=== Recorded data ===

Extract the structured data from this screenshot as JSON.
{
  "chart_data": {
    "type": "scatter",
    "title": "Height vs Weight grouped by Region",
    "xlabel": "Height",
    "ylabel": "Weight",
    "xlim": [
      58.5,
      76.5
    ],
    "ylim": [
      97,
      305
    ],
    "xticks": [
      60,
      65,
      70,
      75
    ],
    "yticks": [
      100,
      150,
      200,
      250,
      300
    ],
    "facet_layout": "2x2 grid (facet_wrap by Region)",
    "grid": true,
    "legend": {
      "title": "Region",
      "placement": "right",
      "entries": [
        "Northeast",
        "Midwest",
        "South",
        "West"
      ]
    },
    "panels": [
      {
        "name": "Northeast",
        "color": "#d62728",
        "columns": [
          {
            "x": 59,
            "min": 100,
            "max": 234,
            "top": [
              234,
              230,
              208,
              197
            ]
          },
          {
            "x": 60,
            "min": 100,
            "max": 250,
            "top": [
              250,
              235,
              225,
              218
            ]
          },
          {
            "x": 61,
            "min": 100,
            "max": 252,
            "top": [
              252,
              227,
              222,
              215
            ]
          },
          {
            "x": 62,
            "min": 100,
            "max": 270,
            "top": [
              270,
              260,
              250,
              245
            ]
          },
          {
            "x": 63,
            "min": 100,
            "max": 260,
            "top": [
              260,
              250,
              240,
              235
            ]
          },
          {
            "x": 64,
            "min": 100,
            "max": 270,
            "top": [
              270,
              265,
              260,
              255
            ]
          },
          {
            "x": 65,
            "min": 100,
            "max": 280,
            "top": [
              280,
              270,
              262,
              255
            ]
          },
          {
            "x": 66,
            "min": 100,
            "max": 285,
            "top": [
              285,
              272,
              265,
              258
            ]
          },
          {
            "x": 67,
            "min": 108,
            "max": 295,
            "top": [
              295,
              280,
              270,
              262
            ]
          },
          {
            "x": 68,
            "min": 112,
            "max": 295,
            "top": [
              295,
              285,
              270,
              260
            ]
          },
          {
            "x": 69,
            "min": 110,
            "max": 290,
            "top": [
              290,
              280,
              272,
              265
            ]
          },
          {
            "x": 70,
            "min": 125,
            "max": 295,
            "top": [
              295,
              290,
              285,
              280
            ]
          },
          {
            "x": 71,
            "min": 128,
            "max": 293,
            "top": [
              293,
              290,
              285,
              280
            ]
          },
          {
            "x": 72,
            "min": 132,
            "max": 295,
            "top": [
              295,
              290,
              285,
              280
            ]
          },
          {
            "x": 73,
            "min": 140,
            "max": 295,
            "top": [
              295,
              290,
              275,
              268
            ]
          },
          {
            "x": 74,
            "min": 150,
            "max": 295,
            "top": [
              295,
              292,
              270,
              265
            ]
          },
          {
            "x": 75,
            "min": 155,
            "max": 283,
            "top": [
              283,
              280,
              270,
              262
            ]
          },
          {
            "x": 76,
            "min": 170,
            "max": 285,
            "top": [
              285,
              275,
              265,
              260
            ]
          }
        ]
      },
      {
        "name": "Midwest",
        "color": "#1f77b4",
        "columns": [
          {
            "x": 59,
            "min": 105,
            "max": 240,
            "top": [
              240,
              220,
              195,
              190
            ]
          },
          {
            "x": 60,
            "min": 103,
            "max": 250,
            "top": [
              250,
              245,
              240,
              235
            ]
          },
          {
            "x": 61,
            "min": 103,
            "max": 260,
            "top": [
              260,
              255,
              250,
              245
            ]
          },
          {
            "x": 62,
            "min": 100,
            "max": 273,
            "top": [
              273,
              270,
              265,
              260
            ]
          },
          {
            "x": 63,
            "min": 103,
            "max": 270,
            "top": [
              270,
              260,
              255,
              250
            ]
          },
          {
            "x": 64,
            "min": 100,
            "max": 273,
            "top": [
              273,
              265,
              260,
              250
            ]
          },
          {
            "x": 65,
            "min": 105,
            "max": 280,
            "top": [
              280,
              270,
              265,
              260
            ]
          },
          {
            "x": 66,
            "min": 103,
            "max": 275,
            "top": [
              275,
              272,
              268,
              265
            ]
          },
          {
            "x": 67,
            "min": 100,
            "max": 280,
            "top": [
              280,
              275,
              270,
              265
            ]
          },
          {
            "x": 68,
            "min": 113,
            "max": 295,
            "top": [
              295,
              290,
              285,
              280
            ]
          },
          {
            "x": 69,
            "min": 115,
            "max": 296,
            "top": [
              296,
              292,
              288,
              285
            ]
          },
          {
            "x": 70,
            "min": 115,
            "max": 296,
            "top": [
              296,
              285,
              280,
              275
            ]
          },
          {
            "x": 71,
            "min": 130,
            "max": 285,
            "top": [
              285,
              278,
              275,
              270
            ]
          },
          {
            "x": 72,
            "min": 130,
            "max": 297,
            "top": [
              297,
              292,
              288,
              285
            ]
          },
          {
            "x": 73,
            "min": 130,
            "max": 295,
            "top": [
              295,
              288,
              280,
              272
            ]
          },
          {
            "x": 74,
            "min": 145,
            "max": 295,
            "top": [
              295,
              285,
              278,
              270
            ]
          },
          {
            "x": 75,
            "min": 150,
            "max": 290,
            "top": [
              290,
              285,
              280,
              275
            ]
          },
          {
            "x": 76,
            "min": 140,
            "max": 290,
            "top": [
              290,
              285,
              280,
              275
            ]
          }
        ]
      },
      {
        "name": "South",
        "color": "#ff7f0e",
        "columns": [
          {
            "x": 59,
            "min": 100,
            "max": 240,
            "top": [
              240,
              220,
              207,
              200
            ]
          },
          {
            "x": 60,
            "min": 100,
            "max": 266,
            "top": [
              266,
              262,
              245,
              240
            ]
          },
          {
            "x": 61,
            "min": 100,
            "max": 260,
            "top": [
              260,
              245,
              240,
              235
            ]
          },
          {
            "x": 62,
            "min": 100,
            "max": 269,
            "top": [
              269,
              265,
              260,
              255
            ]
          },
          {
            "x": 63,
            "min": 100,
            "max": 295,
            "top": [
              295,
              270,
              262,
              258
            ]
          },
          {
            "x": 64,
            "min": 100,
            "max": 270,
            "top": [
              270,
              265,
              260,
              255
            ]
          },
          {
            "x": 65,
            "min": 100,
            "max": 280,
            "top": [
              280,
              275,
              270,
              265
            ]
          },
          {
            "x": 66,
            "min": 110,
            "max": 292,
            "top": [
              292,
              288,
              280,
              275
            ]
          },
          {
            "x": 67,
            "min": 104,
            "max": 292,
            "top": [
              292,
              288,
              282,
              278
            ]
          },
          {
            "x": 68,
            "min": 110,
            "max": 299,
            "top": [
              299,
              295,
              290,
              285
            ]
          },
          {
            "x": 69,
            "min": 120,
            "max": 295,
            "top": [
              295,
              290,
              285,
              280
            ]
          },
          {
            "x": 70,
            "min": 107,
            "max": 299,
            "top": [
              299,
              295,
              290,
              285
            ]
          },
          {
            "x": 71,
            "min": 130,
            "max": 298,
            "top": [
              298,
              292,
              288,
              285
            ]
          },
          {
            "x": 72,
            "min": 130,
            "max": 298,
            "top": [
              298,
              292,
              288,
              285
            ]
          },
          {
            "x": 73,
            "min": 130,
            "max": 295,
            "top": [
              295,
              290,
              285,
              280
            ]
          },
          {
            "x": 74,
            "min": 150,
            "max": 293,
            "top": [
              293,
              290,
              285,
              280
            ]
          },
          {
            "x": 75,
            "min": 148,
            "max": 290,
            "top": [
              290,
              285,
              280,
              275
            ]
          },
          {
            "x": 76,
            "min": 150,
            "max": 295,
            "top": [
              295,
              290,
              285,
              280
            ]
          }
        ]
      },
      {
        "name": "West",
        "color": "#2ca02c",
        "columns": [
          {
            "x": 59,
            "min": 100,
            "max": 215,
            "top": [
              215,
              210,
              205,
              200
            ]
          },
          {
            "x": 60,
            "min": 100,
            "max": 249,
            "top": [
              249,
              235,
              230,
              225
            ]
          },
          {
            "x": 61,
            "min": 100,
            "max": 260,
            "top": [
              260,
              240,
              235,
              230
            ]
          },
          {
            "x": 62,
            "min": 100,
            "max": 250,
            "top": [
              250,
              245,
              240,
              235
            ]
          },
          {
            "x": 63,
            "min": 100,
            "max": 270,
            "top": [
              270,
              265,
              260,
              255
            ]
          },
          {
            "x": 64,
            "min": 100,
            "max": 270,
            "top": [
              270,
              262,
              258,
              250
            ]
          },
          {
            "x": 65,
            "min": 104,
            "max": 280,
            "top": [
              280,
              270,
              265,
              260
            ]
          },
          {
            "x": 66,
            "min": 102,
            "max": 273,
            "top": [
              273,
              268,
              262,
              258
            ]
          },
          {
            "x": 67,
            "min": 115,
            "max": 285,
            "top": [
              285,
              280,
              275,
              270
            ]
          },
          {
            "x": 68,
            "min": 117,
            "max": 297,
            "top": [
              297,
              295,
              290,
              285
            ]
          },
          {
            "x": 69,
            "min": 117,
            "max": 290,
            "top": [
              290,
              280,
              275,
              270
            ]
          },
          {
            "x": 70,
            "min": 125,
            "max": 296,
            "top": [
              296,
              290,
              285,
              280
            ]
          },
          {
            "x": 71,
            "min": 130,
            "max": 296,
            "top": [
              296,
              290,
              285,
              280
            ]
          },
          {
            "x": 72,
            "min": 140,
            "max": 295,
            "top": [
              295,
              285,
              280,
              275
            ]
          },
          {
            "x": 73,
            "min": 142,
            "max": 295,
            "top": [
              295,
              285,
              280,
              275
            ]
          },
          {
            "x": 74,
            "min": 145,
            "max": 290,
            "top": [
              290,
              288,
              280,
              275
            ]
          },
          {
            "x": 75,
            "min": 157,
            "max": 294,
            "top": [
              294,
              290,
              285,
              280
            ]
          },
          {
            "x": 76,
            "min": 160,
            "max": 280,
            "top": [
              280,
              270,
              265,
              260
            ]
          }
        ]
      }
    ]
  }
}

===

Pull out every line holding "Height" from the records above, and copy it.

_Response_
    "title": "Height vs Weight grouped by Region",
    "xlabel": "Height",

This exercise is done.